=== Section Start ===

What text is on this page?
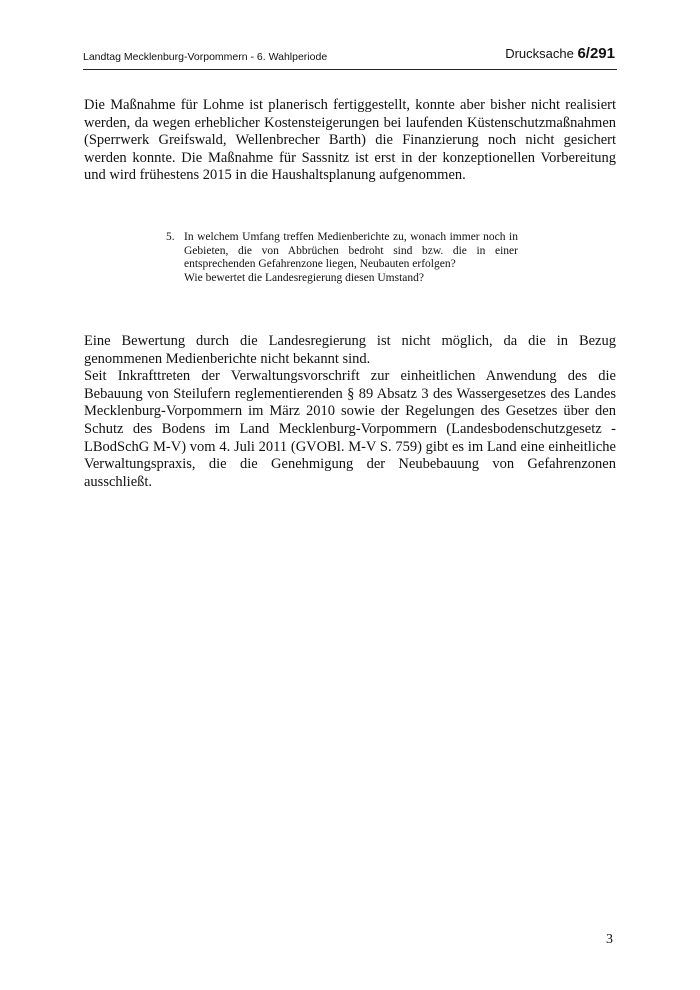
Landtag Mecklenburg-Vorpommern - 6. Wahlperiode	Drucksache 6/291

Die Maßnahme für Lohme ist planerisch fertiggestellt, konnte aber bisher nicht realisiert werden, da wegen erheblicher Kostensteigerungen bei laufenden Küstenschutzmaßnahmen (Sperrwerk Greifswald, Wellenbrecher Barth) die Finanzierung noch nicht gesichert werden konnte. Die Maßnahme für Sassnitz ist erst in der konzeptionellen Vorbereitung und wird frühestens 2015 in die Haushaltsplanung aufgenommen.

5. In welchem Umfang treffen Medienberichte zu, wonach immer noch in Gebieten, die von Abbrüchen bedroht sind bzw. die in einer entsprechenden Gefahrenzone liegen, Neubauten erfolgen?
Wie bewertet die Landesregierung diesen Umstand?

Eine Bewertung durch die Landesregierung ist nicht möglich, da die in Bezug genommenen Medienberichte nicht bekannt sind.

Seit Inkrafttreten der Verwaltungsvorschrift zur einheitlichen Anwendung des die Bebauung von Steilufern reglementierenden § 89 Absatz 3 des Wassergesetzes des Landes Mecklenburg-Vorpommern im März 2010 sowie der Regelungen des Gesetzes über den Schutz des Bodens im Land Mecklenburg-Vorpommern (Landesbodenschutzgesetz - LBodSchG M-V) vom 4. Juli 2011 (GVOBl. M-V S. 759) gibt es im Land eine einheitliche Verwaltungspraxis, die die Genehmigung der Neubebauung von Gefahrenzonen ausschließt.

3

=== Section End ===

Problem to solve:
Retype everything in the entries exactly except the pictures.

Response to this exercise:
What text is on this page?
Landtag Mecklenburg-Vorpommern - 6. Wahlperiode	Drucksache 6/291

Die Maßnahme für Lohme ist planerisch fertiggestellt, konnte aber bisher nicht realisiert werden, da wegen erheblicher Kostensteigerungen bei laufenden Küstenschutzmaßnahmen (Sperrwerk Greifswald, Wellenbrecher Barth) die Finanzierung noch nicht gesichert werden konnte. Die Maßnahme für Sassnitz ist erst in der konzeptionellen Vorbereitung und wird frühestens 2015 in die Haushaltsplanung aufgenommen.

5. In welchem Umfang treffen Medienberichte zu, wonach immer noch in Gebieten, die von Abbrüchen bedroht sind bzw. die in einer entsprechenden Gefahrenzone liegen, Neubauten erfolgen?
Wie bewertet die Landesregierung diesen Umstand?

Eine Bewertung durch die Landesregierung ist nicht möglich, da die in Bezug genommenen Medienberichte nicht bekannt sind.

Seit Inkrafttreten der Verwaltungsvorschrift zur einheitlichen Anwendung des die Bebauung von Steilufern reglementierenden § 89 Absatz 3 des Wassergesetzes des Landes Mecklenburg-Vorpommern im März 2010 sowie der Regelungen des Gesetzes über den Schutz des Bodens im Land Mecklenburg-Vorpommern (Landesbodenschutzgesetz - LBodSchG M-V) vom 4. Juli 2011 (GVOBl. M-V S. 759) gibt es im Land eine einheitliche Verwaltungspraxis, die die Genehmigung der Neubebauung von Gefahrenzonen ausschließt.

3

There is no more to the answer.